Figure collection entries:
● ● ● ● ●

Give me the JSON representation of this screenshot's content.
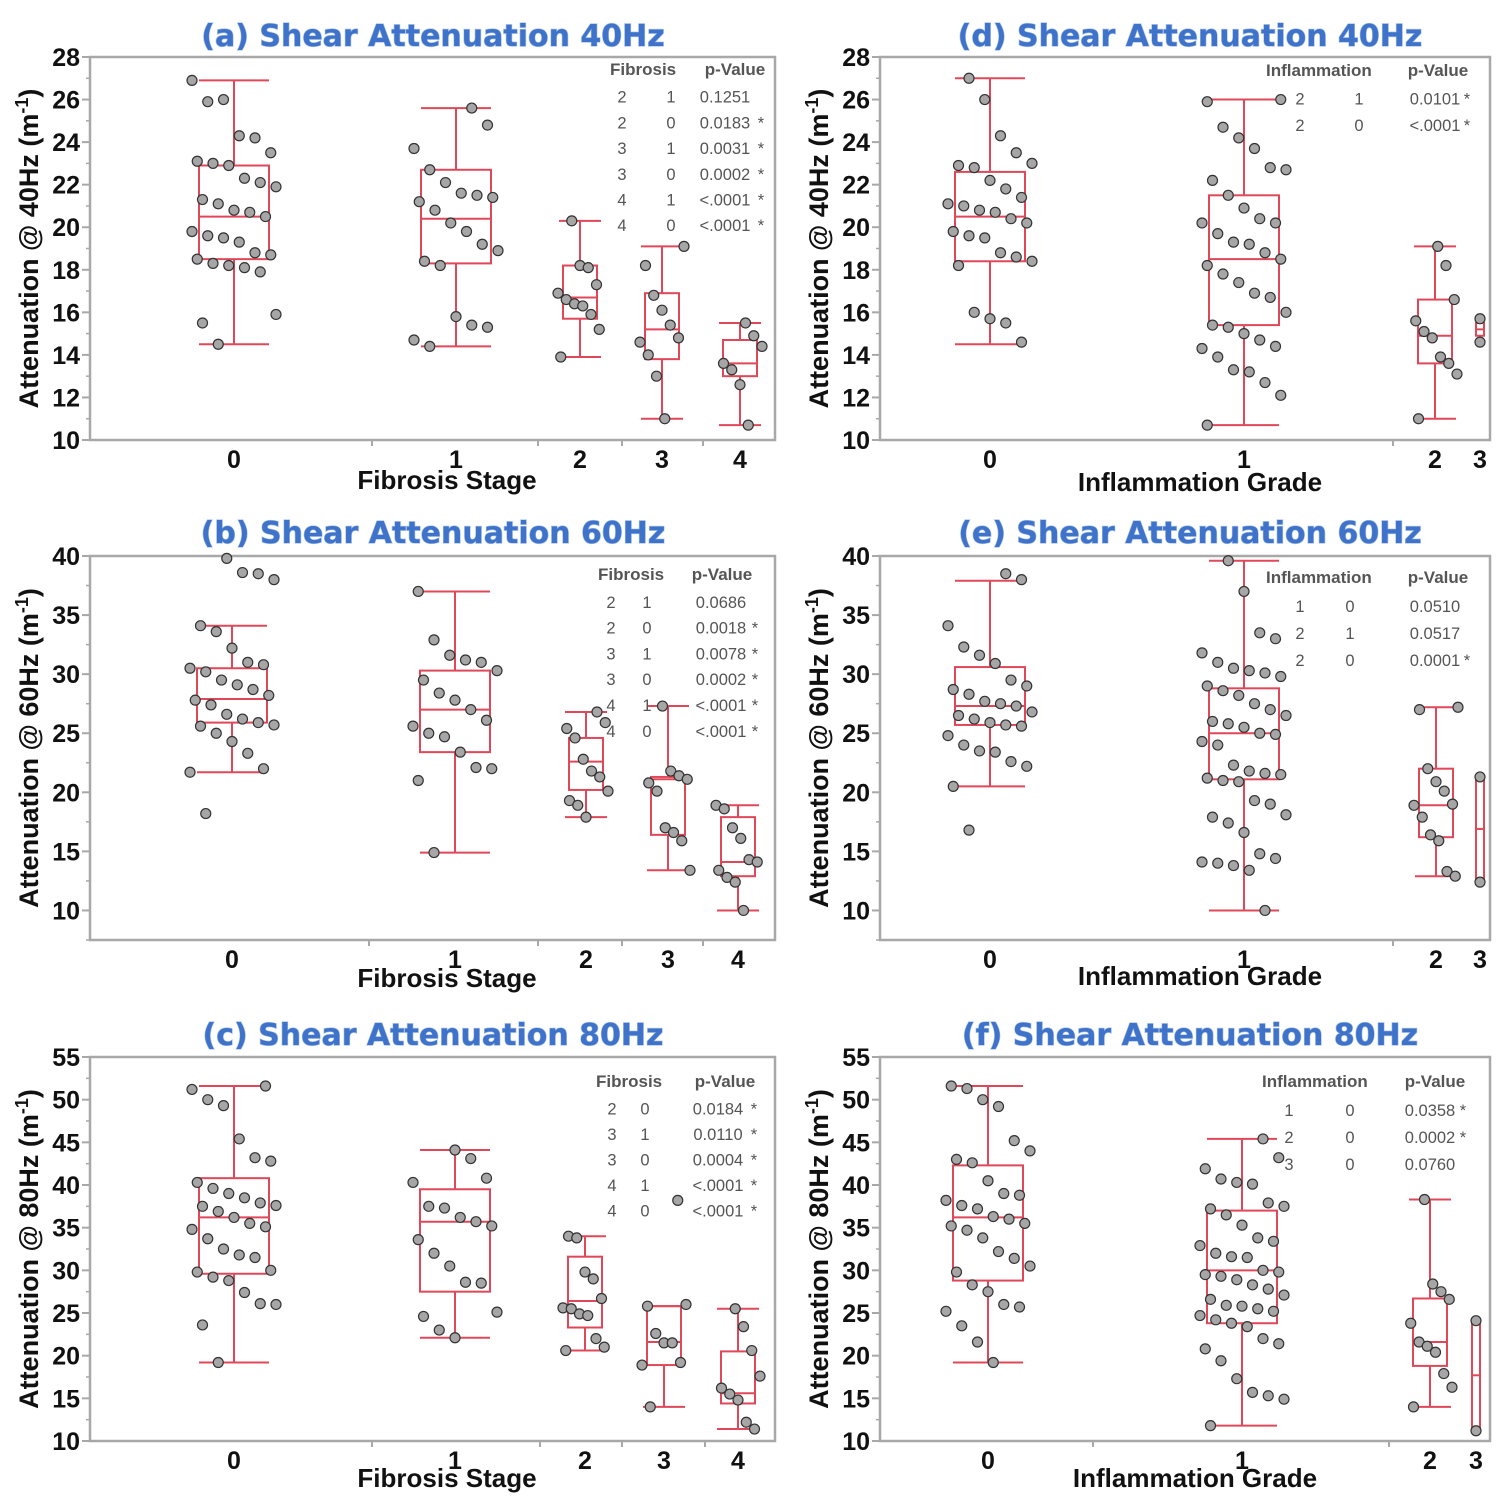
{
  "colors": {
    "box": "#e0485a",
    "point_fill": "#a6a6a6",
    "point_stroke": "#333333",
    "title": "#3f73c9",
    "frame": "#a8a8a8"
  },
  "chart_data": [
    {
      "id": "a",
      "type": "box",
      "title": "(a) Shear Attenuation 40Hz",
      "ylabel": "Attenuation @ 40Hz (m",
      "ylabel_sup": "-1",
      "ylabel_end": ")",
      "xlabel": "Fibrosis Stage",
      "ylim": [
        10,
        28
      ],
      "yticks": [
        10,
        12,
        14,
        16,
        18,
        20,
        22,
        24,
        26,
        28
      ],
      "categories": [
        "0",
        "1",
        "2",
        "3",
        "4"
      ],
      "boxes": [
        {
          "min": 14.5,
          "q1": 18.5,
          "median": 20.5,
          "q3": 22.9,
          "max": 26.9
        },
        {
          "min": 14.4,
          "q1": 18.3,
          "median": 20.4,
          "q3": 22.7,
          "max": 25.6
        },
        {
          "min": 13.9,
          "q1": 15.7,
          "median": 16.7,
          "q3": 18.2,
          "max": 20.3
        },
        {
          "min": 11.0,
          "q1": 13.8,
          "median": 15.2,
          "q3": 16.9,
          "max": 19.1
        },
        {
          "min": 10.7,
          "q1": 13.0,
          "median": 13.6,
          "q3": 14.7,
          "max": 15.5
        }
      ],
      "points": [
        [
          26.9,
          25.9,
          26.0,
          24.3,
          24.2,
          23.5,
          23.1,
          23.0,
          22.9,
          22.3,
          22.1,
          21.9,
          21.3,
          21.1,
          20.8,
          20.7,
          20.5,
          19.8,
          19.6,
          19.5,
          19.3,
          18.8,
          18.7,
          18.5,
          18.3,
          18.2,
          18.1,
          17.9,
          15.9,
          15.5,
          14.5
        ],
        [
          25.6,
          24.8,
          23.7,
          22.7,
          22.1,
          21.6,
          21.5,
          21.4,
          21.2,
          20.8,
          20.2,
          19.8,
          19.2,
          18.9,
          18.4,
          18.2,
          15.8,
          15.4,
          15.3,
          14.7,
          14.4
        ],
        [
          20.3,
          18.2,
          18.1,
          17.3,
          16.9,
          16.6,
          16.4,
          16.3,
          15.9,
          15.2,
          13.9
        ],
        [
          19.1,
          18.2,
          16.8,
          16.1,
          15.4,
          14.8,
          14.6,
          14.0,
          13.0,
          11.0
        ],
        [
          15.5,
          14.9,
          14.4,
          13.6,
          13.3,
          12.6,
          10.7
        ]
      ],
      "table": {
        "headers": [
          "Fibrosis",
          "p-Value"
        ],
        "rows": [
          [
            "2",
            "1",
            "0.1251",
            ""
          ],
          [
            "2",
            "0",
            "0.0183",
            "*"
          ],
          [
            "3",
            "1",
            "0.0031",
            "*"
          ],
          [
            "3",
            "0",
            "0.0002",
            "*"
          ],
          [
            "4",
            "1",
            "<.0001",
            "*"
          ],
          [
            "4",
            "0",
            "<.0001",
            "*"
          ]
        ]
      }
    },
    {
      "id": "b",
      "type": "box",
      "title": "(b) Shear Attenuation 60Hz",
      "ylabel": "Attenuation @ 60Hz (m",
      "ylabel_sup": "-1",
      "ylabel_end": ")",
      "xlabel": "Fibrosis Stage",
      "ylim": [
        7.5,
        40
      ],
      "yticks": [
        10,
        15,
        20,
        25,
        30,
        35,
        40
      ],
      "categories": [
        "0",
        "1",
        "2",
        "3",
        "4"
      ],
      "boxes": [
        {
          "min": 21.7,
          "q1": 25.9,
          "median": 27.9,
          "q3": 30.5,
          "max": 34.1
        },
        {
          "min": 14.9,
          "q1": 23.4,
          "median": 27.0,
          "q3": 30.3,
          "max": 37.0
        },
        {
          "min": 17.9,
          "q1": 20.2,
          "median": 22.6,
          "q3": 24.6,
          "max": 26.8
        },
        {
          "min": 13.4,
          "q1": 16.4,
          "median": 21.1,
          "q3": 21.3,
          "max": 27.3
        },
        {
          "min": 10.0,
          "q1": 12.9,
          "median": 14.1,
          "q3": 17.9,
          "max": 18.9
        }
      ],
      "points": [
        [
          39.8,
          38.6,
          38.5,
          38.0,
          34.1,
          33.6,
          32.2,
          31.0,
          30.8,
          30.5,
          30.2,
          29.5,
          29.1,
          28.7,
          28.2,
          27.8,
          27.4,
          26.6,
          26.2,
          25.9,
          25.7,
          25.6,
          25.0,
          24.3,
          23.3,
          22.0,
          21.7,
          18.2
        ],
        [
          37.0,
          32.9,
          31.6,
          31.2,
          31.0,
          30.3,
          29.5,
          28.4,
          27.8,
          27.0,
          26.1,
          25.6,
          25.0,
          24.7,
          23.4,
          22.1,
          22.0,
          21.0,
          14.9
        ],
        [
          26.8,
          25.9,
          25.4,
          24.6,
          22.8,
          21.8,
          21.3,
          20.1,
          19.3,
          18.9,
          17.9
        ],
        [
          27.3,
          21.8,
          21.4,
          21.1,
          20.8,
          20.1,
          17.0,
          16.6,
          15.9,
          13.4
        ],
        [
          18.9,
          18.6,
          17.0,
          16.1,
          14.3,
          14.1,
          13.4,
          12.8,
          12.4,
          10.0
        ]
      ],
      "table": {
        "headers": [
          "Fibrosis",
          "p-Value"
        ],
        "rows": [
          [
            "2",
            "1",
            "0.0686",
            ""
          ],
          [
            "2",
            "0",
            "0.0018",
            "*"
          ],
          [
            "3",
            "1",
            "0.0078",
            "*"
          ],
          [
            "3",
            "0",
            "0.0002",
            "*"
          ],
          [
            "4",
            "1",
            "<.0001",
            "*"
          ],
          [
            "4",
            "0",
            "<.0001",
            "*"
          ]
        ]
      }
    },
    {
      "id": "c",
      "type": "box",
      "title": "(c) Shear Attenuation 80Hz",
      "ylabel": "Attenuation @ 80Hz (m",
      "ylabel_sup": "-1",
      "ylabel_end": ")",
      "xlabel": "Fibrosis Stage",
      "ylim": [
        10,
        55
      ],
      "yticks": [
        10,
        15,
        20,
        25,
        30,
        35,
        40,
        45,
        50,
        55
      ],
      "categories": [
        "0",
        "1",
        "2",
        "3",
        "4"
      ],
      "boxes": [
        {
          "min": 19.2,
          "q1": 29.6,
          "median": 36.2,
          "q3": 40.8,
          "max": 51.6
        },
        {
          "min": 22.1,
          "q1": 27.5,
          "median": 35.7,
          "q3": 39.5,
          "max": 44.1
        },
        {
          "min": 20.6,
          "q1": 23.3,
          "median": 26.4,
          "q3": 31.6,
          "max": 34.0
        },
        {
          "min": 14.0,
          "q1": 18.9,
          "median": 21.6,
          "q3": 25.8,
          "max": 25.8
        },
        {
          "min": 11.4,
          "q1": 14.4,
          "median": 15.6,
          "q3": 20.5,
          "max": 25.5
        }
      ],
      "points": [
        [
          51.6,
          51.2,
          50.0,
          49.3,
          45.4,
          43.2,
          42.8,
          40.3,
          39.6,
          39.0,
          38.5,
          37.9,
          37.6,
          37.5,
          36.9,
          36.2,
          35.5,
          35.1,
          34.8,
          33.7,
          32.5,
          31.8,
          31.5,
          30.0,
          29.8,
          29.2,
          28.8,
          27.4,
          26.1,
          26.0,
          23.6,
          19.2
        ],
        [
          44.1,
          43.1,
          40.8,
          40.3,
          37.5,
          37.3,
          36.2,
          35.7,
          35.2,
          33.6,
          32.0,
          30.5,
          28.6,
          28.5,
          25.1,
          24.6,
          23.0,
          22.1
        ],
        [
          34.0,
          33.8,
          29.8,
          29.0,
          26.7,
          25.6,
          25.5,
          24.9,
          24.7,
          22.0,
          21.0,
          20.6
        ],
        [
          38.2,
          26.0,
          25.8,
          22.6,
          21.5,
          21.5,
          19.2,
          18.9,
          14.0
        ],
        [
          25.5,
          23.4,
          20.6,
          17.6,
          16.2,
          15.5,
          14.8,
          12.2,
          11.4
        ]
      ],
      "table": {
        "headers": [
          "Fibrosis",
          "p-Value"
        ],
        "rows": [
          [
            "2",
            "0",
            "0.0184",
            "*"
          ],
          [
            "3",
            "1",
            "0.0110",
            "*"
          ],
          [
            "3",
            "0",
            "0.0004",
            "*"
          ],
          [
            "4",
            "1",
            "<.0001",
            "*"
          ],
          [
            "4",
            "0",
            "<.0001",
            "*"
          ]
        ]
      }
    },
    {
      "id": "d",
      "type": "box",
      "title": "(d) Shear Attenuation 40Hz",
      "ylabel": "Attenuation @ 40Hz (m",
      "ylabel_sup": "-1",
      "ylabel_end": ")",
      "xlabel": "Inflammation Grade",
      "ylim": [
        10,
        28
      ],
      "yticks": [
        10,
        12,
        14,
        16,
        18,
        20,
        22,
        24,
        26,
        28
      ],
      "categories": [
        "0",
        "1",
        "2",
        "3"
      ],
      "boxes": [
        {
          "min": 14.5,
          "q1": 18.4,
          "median": 20.5,
          "q3": 22.6,
          "max": 27.0
        },
        {
          "min": 10.7,
          "q1": 15.4,
          "median": 18.5,
          "q3": 21.5,
          "max": 26.0
        },
        {
          "min": 11.0,
          "q1": 13.6,
          "median": 14.9,
          "q3": 16.6,
          "max": 19.1
        },
        {
          "min": 14.6,
          "q1": 14.9,
          "median": 15.2,
          "q3": 15.5,
          "max": 15.7
        }
      ],
      "points": [
        [
          27.0,
          26.0,
          24.3,
          23.5,
          23.0,
          22.9,
          22.8,
          22.2,
          21.8,
          21.4,
          21.1,
          21.0,
          20.8,
          20.7,
          20.4,
          20.2,
          19.8,
          19.6,
          19.5,
          18.8,
          18.6,
          18.4,
          18.2,
          16.0,
          15.7,
          15.5,
          14.6
        ],
        [
          26.0,
          25.9,
          24.7,
          24.2,
          23.7,
          22.8,
          22.7,
          22.2,
          21.5,
          20.9,
          20.4,
          20.2,
          20.2,
          19.7,
          19.3,
          19.2,
          18.8,
          18.5,
          18.2,
          17.8,
          17.4,
          16.9,
          16.7,
          16.0,
          15.4,
          15.3,
          15.0,
          14.7,
          14.4,
          14.3,
          13.9,
          13.3,
          13.2,
          12.7,
          12.1,
          10.7
        ],
        [
          19.1,
          18.2,
          16.6,
          15.6,
          15.1,
          14.8,
          13.9,
          13.6,
          13.1,
          11.0
        ],
        [
          15.7,
          14.6
        ]
      ],
      "table": {
        "headers": [
          "Inflammation",
          "p-Value"
        ],
        "rows": [
          [
            "2",
            "1",
            "0.0101",
            "*"
          ],
          [
            "2",
            "0",
            "<.0001",
            "*"
          ]
        ]
      }
    },
    {
      "id": "e",
      "type": "box",
      "title": "(e) Shear Attenuation 60Hz",
      "ylabel": "Attenuation @ 60Hz (m",
      "ylabel_sup": "-1",
      "ylabel_end": ")",
      "xlabel": "Inflammation Grade",
      "ylim": [
        7.5,
        40
      ],
      "yticks": [
        10,
        15,
        20,
        25,
        30,
        35,
        40
      ],
      "categories": [
        "0",
        "1",
        "2",
        "3"
      ],
      "boxes": [
        {
          "min": 20.5,
          "q1": 25.7,
          "median": 27.3,
          "q3": 30.6,
          "max": 37.9
        },
        {
          "min": 10.0,
          "q1": 21.1,
          "median": 25.0,
          "q3": 28.8,
          "max": 39.6
        },
        {
          "min": 12.9,
          "q1": 16.2,
          "median": 18.9,
          "q3": 22.0,
          "max": 27.2
        },
        {
          "min": 12.4,
          "q1": 12.4,
          "median": 16.9,
          "q3": 21.3,
          "max": 21.3
        }
      ],
      "points": [
        [
          38.5,
          38.0,
          34.1,
          32.3,
          31.6,
          30.9,
          29.5,
          29.0,
          28.7,
          28.3,
          27.7,
          27.5,
          27.3,
          26.8,
          26.5,
          26.2,
          25.9,
          25.7,
          25.6,
          24.8,
          24.0,
          23.5,
          23.4,
          22.6,
          22.2,
          20.5,
          16.8
        ],
        [
          39.6,
          37.0,
          33.5,
          33.0,
          31.8,
          31.0,
          30.5,
          30.3,
          30.1,
          29.8,
          29.0,
          28.6,
          28.2,
          27.5,
          27.0,
          26.5,
          26.0,
          25.8,
          25.5,
          25.0,
          24.9,
          24.3,
          24.0,
          22.3,
          21.8,
          21.6,
          21.5,
          21.2,
          21.0,
          20.9,
          19.3,
          19.0,
          18.1,
          17.9,
          17.4,
          16.6,
          14.8,
          14.4,
          14.1,
          14.0,
          13.8,
          13.4,
          10.0
        ],
        [
          27.2,
          27.0,
          22.0,
          20.9,
          20.1,
          19.0,
          18.9,
          17.9,
          16.4,
          15.9,
          13.3,
          12.9
        ],
        [
          21.3,
          12.4
        ]
      ],
      "table": {
        "headers": [
          "Inflammation",
          "p-Value"
        ],
        "rows": [
          [
            "1",
            "0",
            "0.0510",
            ""
          ],
          [
            "2",
            "1",
            "0.0517",
            ""
          ],
          [
            "2",
            "0",
            "0.0001",
            "*"
          ]
        ]
      }
    },
    {
      "id": "f",
      "type": "box",
      "title": "(f) Shear Attenuation 80Hz",
      "ylabel": "Attenuation @ 80Hz (m",
      "ylabel_sup": "-1",
      "ylabel_end": ")",
      "xlabel": "Inflammation Grade",
      "ylim": [
        10,
        55
      ],
      "yticks": [
        10,
        15,
        20,
        25,
        30,
        35,
        40,
        45,
        50,
        55
      ],
      "categories": [
        "0",
        "1",
        "2",
        "3"
      ],
      "boxes": [
        {
          "min": 19.2,
          "q1": 28.8,
          "median": 36.2,
          "q3": 42.3,
          "max": 51.6
        },
        {
          "min": 11.8,
          "q1": 23.8,
          "median": 30.0,
          "q3": 37.0,
          "max": 45.4
        },
        {
          "min": 14.0,
          "q1": 18.8,
          "median": 21.6,
          "q3": 26.7,
          "max": 38.3
        },
        {
          "min": 11.2,
          "q1": 11.2,
          "median": 17.7,
          "q3": 24.1,
          "max": 24.1
        }
      ],
      "points": [
        [
          51.6,
          51.3,
          50.0,
          49.2,
          45.2,
          44.0,
          43.0,
          42.6,
          40.5,
          39.0,
          38.8,
          38.2,
          37.6,
          37.2,
          36.3,
          36.0,
          35.5,
          35.2,
          34.7,
          33.8,
          32.2,
          31.4,
          30.5,
          29.8,
          28.3,
          27.5,
          26.0,
          25.7,
          25.2,
          23.5,
          21.6,
          19.2
        ],
        [
          45.4,
          43.2,
          41.9,
          40.7,
          40.3,
          40.1,
          37.9,
          37.5,
          37.2,
          36.5,
          35.3,
          33.8,
          33.4,
          32.9,
          32.0,
          31.6,
          31.5,
          30.0,
          29.8,
          29.5,
          29.3,
          28.9,
          28.3,
          27.8,
          27.1,
          26.6,
          25.9,
          25.8,
          25.5,
          25.2,
          24.7,
          24.2,
          23.8,
          23.4,
          22.0,
          21.4,
          20.8,
          19.4,
          17.3,
          15.7,
          15.3,
          14.9,
          11.8
        ],
        [
          38.3,
          28.4,
          27.5,
          26.6,
          23.8,
          21.6,
          21.1,
          20.4,
          17.9,
          16.3,
          14.0
        ],
        [
          24.1,
          11.2
        ]
      ],
      "table": {
        "headers": [
          "Inflammation",
          "p-Value"
        ],
        "rows": [
          [
            "1",
            "0",
            "0.0358",
            "*"
          ],
          [
            "2",
            "0",
            "0.0002",
            "*"
          ],
          [
            "3",
            "0",
            "0.0760",
            ""
          ]
        ]
      }
    }
  ]
}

● ● ● ● ●

• WHAT NEEDS TO BE DONE: Pick out each line in the material containing "Shear".

• IN RESPONSE:
      "title": "(a) Shear Attenuation 40Hz",
      "title": "(b) Shear Attenuation 60Hz",
      "title": "(c) Shear Attenuation 80Hz",
      "title": "(d) Shear Attenuation 40Hz",
      "title": "(e) Shear Attenuation 60Hz",
      "title": "(f) Shear Attenuation 80Hz",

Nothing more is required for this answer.